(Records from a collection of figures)
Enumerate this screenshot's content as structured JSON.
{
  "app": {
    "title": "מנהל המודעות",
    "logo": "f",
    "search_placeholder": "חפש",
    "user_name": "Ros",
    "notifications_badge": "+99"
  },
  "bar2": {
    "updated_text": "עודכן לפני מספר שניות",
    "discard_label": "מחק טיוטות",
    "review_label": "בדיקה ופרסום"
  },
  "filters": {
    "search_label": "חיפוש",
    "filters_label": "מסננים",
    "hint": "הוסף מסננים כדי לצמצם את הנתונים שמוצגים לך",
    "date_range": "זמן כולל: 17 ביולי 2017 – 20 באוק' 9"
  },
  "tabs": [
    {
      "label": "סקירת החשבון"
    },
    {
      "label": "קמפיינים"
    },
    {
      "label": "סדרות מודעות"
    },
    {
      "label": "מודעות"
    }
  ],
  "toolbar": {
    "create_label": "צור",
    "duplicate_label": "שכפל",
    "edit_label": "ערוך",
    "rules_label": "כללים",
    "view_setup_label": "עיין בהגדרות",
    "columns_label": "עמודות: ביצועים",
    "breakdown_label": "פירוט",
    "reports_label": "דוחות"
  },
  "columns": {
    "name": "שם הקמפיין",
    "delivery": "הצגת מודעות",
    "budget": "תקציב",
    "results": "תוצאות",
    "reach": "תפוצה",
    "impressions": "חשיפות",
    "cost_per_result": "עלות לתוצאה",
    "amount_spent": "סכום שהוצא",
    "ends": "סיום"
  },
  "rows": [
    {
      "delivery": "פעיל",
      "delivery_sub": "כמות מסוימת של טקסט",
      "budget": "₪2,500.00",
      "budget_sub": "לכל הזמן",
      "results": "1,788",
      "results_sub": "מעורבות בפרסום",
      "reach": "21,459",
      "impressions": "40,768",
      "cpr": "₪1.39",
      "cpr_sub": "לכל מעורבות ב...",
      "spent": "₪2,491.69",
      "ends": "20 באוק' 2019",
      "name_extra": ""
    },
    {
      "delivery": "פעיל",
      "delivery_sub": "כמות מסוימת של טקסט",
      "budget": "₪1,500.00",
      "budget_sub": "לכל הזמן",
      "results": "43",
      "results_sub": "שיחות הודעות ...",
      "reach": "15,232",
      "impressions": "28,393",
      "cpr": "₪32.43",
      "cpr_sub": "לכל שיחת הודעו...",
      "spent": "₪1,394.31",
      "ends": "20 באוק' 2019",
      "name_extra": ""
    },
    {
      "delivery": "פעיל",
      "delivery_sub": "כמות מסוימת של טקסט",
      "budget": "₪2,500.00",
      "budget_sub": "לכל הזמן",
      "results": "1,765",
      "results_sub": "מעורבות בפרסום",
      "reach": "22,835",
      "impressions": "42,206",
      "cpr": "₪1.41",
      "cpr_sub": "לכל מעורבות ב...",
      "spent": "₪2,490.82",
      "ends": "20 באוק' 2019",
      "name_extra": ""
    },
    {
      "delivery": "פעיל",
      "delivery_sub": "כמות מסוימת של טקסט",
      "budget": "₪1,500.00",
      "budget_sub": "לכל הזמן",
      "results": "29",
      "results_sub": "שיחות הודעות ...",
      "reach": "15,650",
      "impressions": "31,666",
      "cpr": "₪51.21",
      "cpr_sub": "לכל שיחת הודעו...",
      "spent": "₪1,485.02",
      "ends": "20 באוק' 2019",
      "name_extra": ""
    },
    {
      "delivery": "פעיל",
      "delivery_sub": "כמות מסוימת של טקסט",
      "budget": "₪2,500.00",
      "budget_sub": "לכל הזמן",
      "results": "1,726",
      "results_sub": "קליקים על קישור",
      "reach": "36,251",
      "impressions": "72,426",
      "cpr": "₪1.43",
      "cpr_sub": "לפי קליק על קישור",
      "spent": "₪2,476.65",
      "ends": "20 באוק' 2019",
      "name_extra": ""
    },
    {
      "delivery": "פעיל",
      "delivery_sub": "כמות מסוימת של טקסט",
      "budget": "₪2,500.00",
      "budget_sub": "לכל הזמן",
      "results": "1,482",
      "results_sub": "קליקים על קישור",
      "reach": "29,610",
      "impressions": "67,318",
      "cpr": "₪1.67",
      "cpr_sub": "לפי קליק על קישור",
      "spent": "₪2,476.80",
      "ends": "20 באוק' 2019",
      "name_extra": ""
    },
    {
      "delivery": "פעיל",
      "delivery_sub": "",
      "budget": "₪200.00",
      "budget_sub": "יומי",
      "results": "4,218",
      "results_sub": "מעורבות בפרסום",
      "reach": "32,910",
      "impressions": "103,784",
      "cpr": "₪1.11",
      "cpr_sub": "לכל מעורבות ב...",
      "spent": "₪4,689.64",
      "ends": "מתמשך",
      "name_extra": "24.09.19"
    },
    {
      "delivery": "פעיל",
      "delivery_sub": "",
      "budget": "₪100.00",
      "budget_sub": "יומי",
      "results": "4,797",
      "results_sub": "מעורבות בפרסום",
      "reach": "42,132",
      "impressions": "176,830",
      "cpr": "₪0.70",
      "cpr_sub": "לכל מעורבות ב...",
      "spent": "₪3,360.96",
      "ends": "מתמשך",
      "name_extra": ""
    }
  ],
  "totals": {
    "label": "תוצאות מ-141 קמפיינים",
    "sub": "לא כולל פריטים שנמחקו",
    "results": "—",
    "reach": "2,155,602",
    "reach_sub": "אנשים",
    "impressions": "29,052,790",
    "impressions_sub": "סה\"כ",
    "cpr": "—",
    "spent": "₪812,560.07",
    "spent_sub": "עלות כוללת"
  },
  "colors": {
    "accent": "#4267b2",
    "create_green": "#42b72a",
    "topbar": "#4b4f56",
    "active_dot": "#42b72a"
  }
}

- _Problem to work on_
Give the count of lines in the data above that hold the string "עלות", with no additional words.

- _Answer to this problem_
2